Copy the data that follows exactly. Include no pictures.

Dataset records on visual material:
"""

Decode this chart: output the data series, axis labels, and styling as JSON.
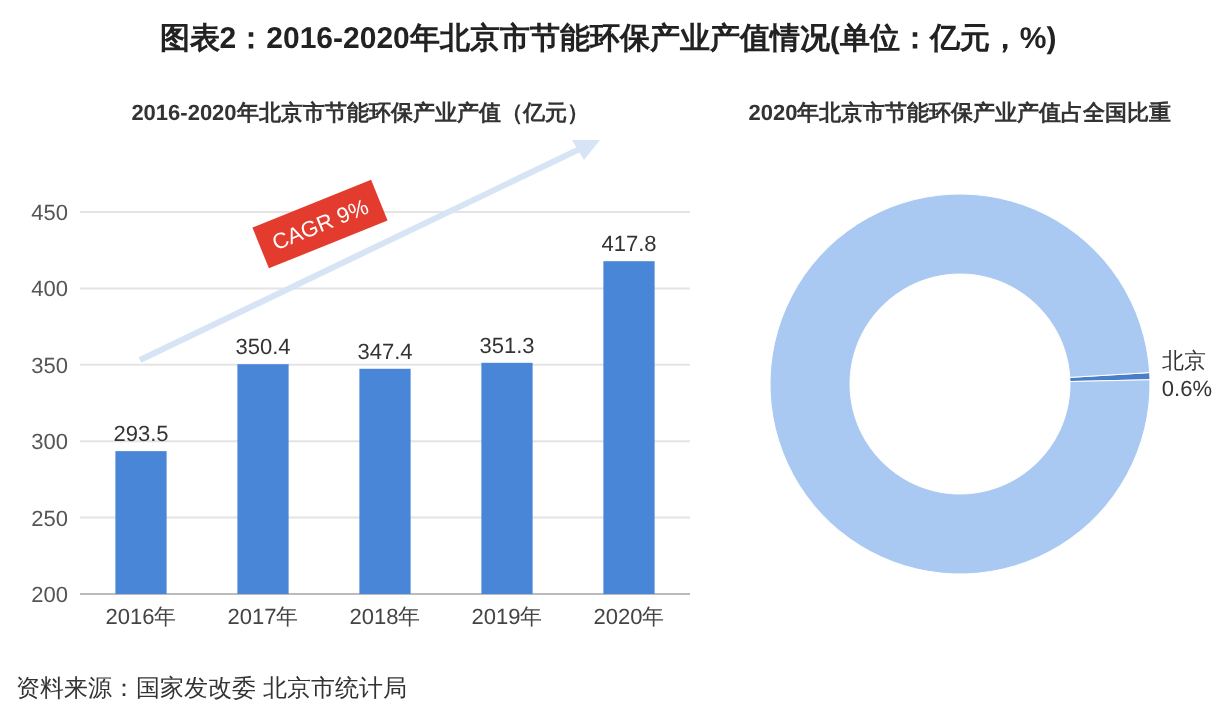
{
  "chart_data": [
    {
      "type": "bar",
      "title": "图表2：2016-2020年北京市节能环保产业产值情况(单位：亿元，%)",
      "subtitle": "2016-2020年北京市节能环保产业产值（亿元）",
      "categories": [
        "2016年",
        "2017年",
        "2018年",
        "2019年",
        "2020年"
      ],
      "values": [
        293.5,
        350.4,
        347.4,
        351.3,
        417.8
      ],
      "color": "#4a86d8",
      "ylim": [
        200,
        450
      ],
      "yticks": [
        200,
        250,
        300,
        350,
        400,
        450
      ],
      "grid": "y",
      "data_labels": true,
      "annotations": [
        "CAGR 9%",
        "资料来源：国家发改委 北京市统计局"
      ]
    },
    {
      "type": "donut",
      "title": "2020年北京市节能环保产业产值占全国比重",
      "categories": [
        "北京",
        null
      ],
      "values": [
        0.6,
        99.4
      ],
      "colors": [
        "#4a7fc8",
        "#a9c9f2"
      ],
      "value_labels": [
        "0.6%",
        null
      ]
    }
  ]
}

"""

■ Answer for this exercise
Decode this chart: output the data series, axis labels, and styling as JSON.
{
  "chart_data": [
    {
      "type": "bar",
      "title": "图表2：2016-2020年北京市节能环保产业产值情况(单位：亿元，%)",
      "subtitle": "2016-2020年北京市节能环保产业产值（亿元）",
      "categories": [
        "2016年",
        "2017年",
        "2018年",
        "2019年",
        "2020年"
      ],
      "values": [
        293.5,
        350.4,
        347.4,
        351.3,
        417.8
      ],
      "color": "#4a86d8",
      "ylim": [
        200,
        450
      ],
      "yticks": [
        200,
        250,
        300,
        350,
        400,
        450
      ],
      "grid": "y",
      "data_labels": true,
      "annotations": [
        "CAGR 9%",
        "资料来源：国家发改委 北京市统计局"
      ]
    },
    {
      "type": "donut",
      "title": "2020年北京市节能环保产业产值占全国比重",
      "categories": [
        "北京",
        null
      ],
      "values": [
        0.6,
        99.4
      ],
      "colors": [
        "#4a7fc8",
        "#a9c9f2"
      ],
      "value_labels": [
        "0.6%",
        null
      ]
    }
  ]
}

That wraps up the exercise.